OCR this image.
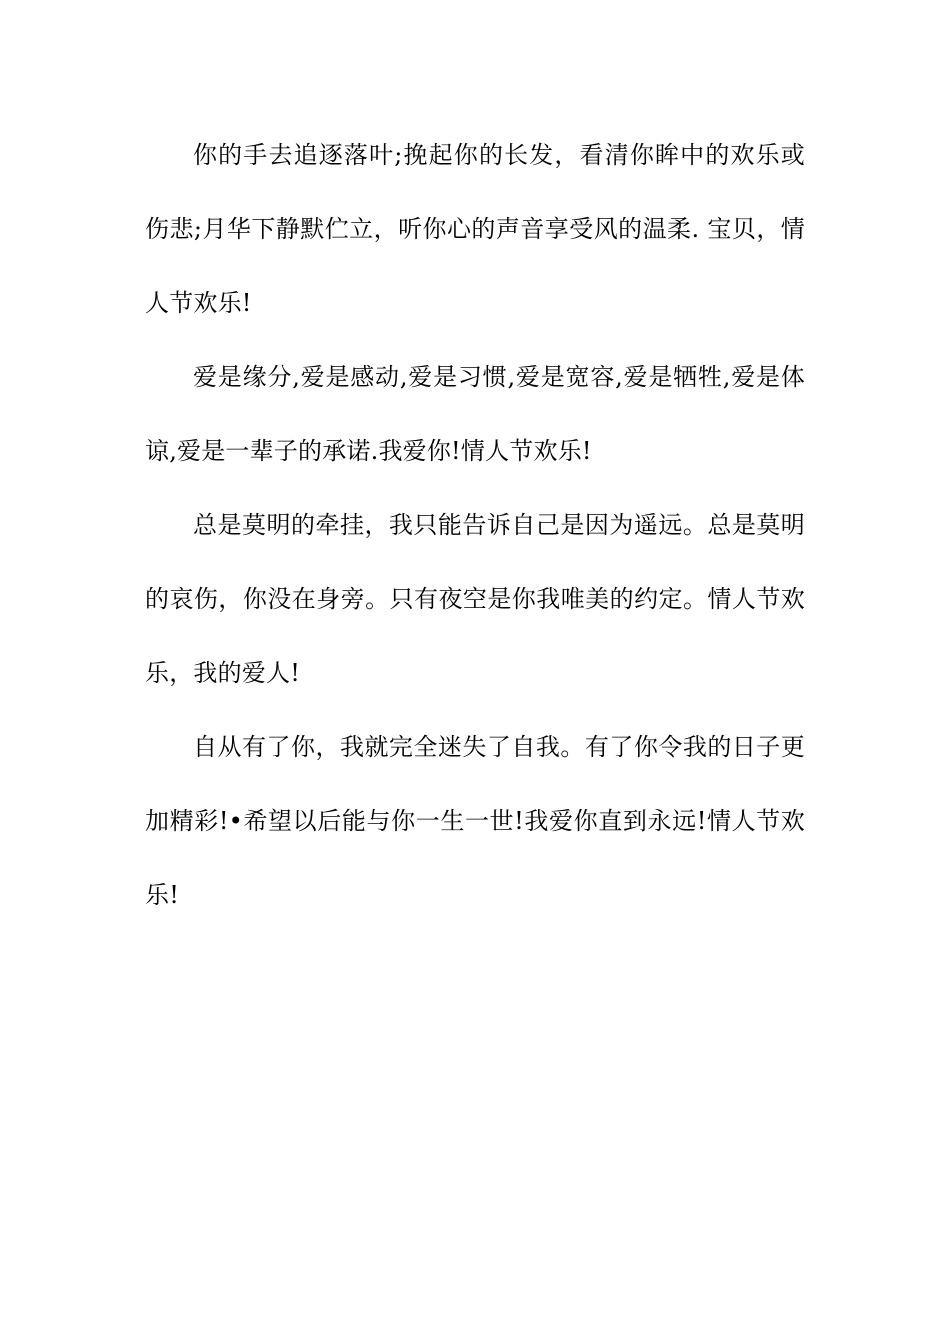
你的手去追逐落叶;挽起你的长发，看清你眸中的欢乐或伤悲;月华下静默伫立，听你心的声音享受风的温柔. 宝贝，情人节欢乐!

爱是缘分,爱是感动,爱是习惯,爱是宽容,爱是牺牲,爱是体谅,爱是一辈子的承诺.我爱你!情人节欢乐!

总是莫明的牵挂，我只能告诉自己是因为遥远。总是莫明的哀伤，你没在身旁。只有夜空是你我唯美的约定。情人节欢乐，我的爱人!

自从有了你，我就完全迷失了自我。有了你令我的日子更加精彩!•希望以后能与你一生一世!我爱你直到永远!情人节欢乐!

====

→ Set problem:
Collect the lines of the records that include the string "情人节欢乐".

→ Response to the exercise:
你的手去追逐落叶;挽起你的长发，看清你眸中的欢乐或伤悲;月华下静默伫立，听你心的声音享受风的温柔. 宝贝，情人节欢乐!
爱是缘分,爱是感动,爱是习惯,爱是宽容,爱是牺牲,爱是体谅,爱是一辈子的承诺.我爱你!情人节欢乐!
总是莫明的牵挂，我只能告诉自己是因为遥远。总是莫明的哀伤，你没在身旁。只有夜空是你我唯美的约定。情人节欢乐，我的爱人!
自从有了你，我就完全迷失了自我。有了你令我的日子更加精彩!•希望以后能与你一生一世!我爱你直到永远!情人节欢乐!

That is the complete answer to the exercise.